____ Listed entries

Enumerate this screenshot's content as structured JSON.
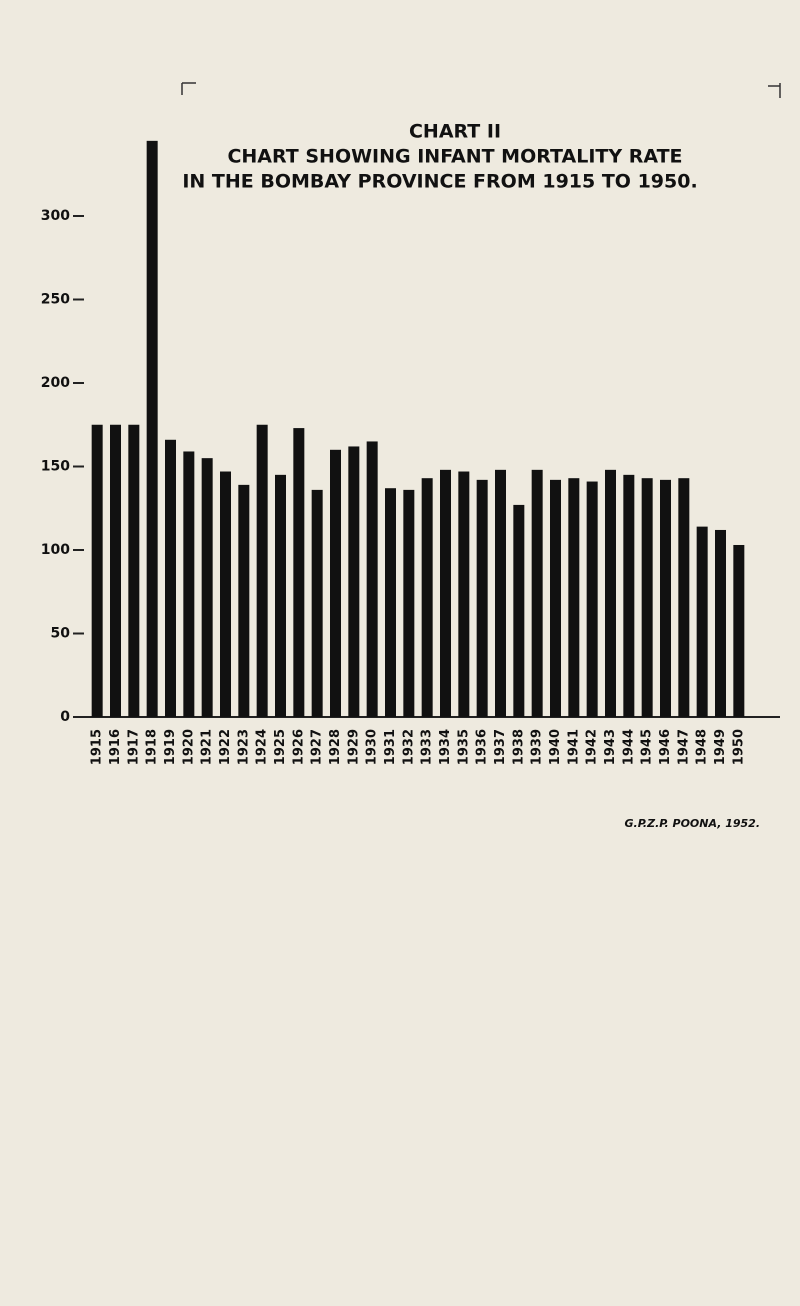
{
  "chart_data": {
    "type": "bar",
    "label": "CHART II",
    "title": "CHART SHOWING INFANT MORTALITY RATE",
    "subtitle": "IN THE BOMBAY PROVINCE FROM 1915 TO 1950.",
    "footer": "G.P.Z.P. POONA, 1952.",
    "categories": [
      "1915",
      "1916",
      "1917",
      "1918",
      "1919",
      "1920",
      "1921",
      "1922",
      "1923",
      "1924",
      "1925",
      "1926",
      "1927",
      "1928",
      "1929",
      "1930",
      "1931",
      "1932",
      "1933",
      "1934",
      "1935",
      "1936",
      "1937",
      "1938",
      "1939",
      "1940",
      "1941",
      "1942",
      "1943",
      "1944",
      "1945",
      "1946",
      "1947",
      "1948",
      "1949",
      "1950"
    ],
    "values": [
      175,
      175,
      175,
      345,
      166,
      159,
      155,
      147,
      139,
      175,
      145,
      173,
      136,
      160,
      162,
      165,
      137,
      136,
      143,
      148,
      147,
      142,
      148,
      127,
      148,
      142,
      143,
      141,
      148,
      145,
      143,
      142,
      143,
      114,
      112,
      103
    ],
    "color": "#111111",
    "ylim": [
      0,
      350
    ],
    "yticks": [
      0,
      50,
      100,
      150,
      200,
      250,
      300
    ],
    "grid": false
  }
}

________

#### [Your task]
Verbatim reproduction of every record is required; images are left out.

#### [Result]
Enumerate this screenshot's content as structured JSON.
{
  "chart_data": {
    "type": "bar",
    "label": "CHART II",
    "title": "CHART SHOWING INFANT MORTALITY RATE",
    "subtitle": "IN THE BOMBAY PROVINCE FROM 1915 TO 1950.",
    "footer": "G.P.Z.P. POONA, 1952.",
    "categories": [
      "1915",
      "1916",
      "1917",
      "1918",
      "1919",
      "1920",
      "1921",
      "1922",
      "1923",
      "1924",
      "1925",
      "1926",
      "1927",
      "1928",
      "1929",
      "1930",
      "1931",
      "1932",
      "1933",
      "1934",
      "1935",
      "1936",
      "1937",
      "1938",
      "1939",
      "1940",
      "1941",
      "1942",
      "1943",
      "1944",
      "1945",
      "1946",
      "1947",
      "1948",
      "1949",
      "1950"
    ],
    "values": [
      175,
      175,
      175,
      345,
      166,
      159,
      155,
      147,
      139,
      175,
      145,
      173,
      136,
      160,
      162,
      165,
      137,
      136,
      143,
      148,
      147,
      142,
      148,
      127,
      148,
      142,
      143,
      141,
      148,
      145,
      143,
      142,
      143,
      114,
      112,
      103
    ],
    "color": "#111111",
    "ylim": [
      0,
      350
    ],
    "yticks": [
      0,
      50,
      100,
      150,
      200,
      250,
      300
    ],
    "grid": false
  }
}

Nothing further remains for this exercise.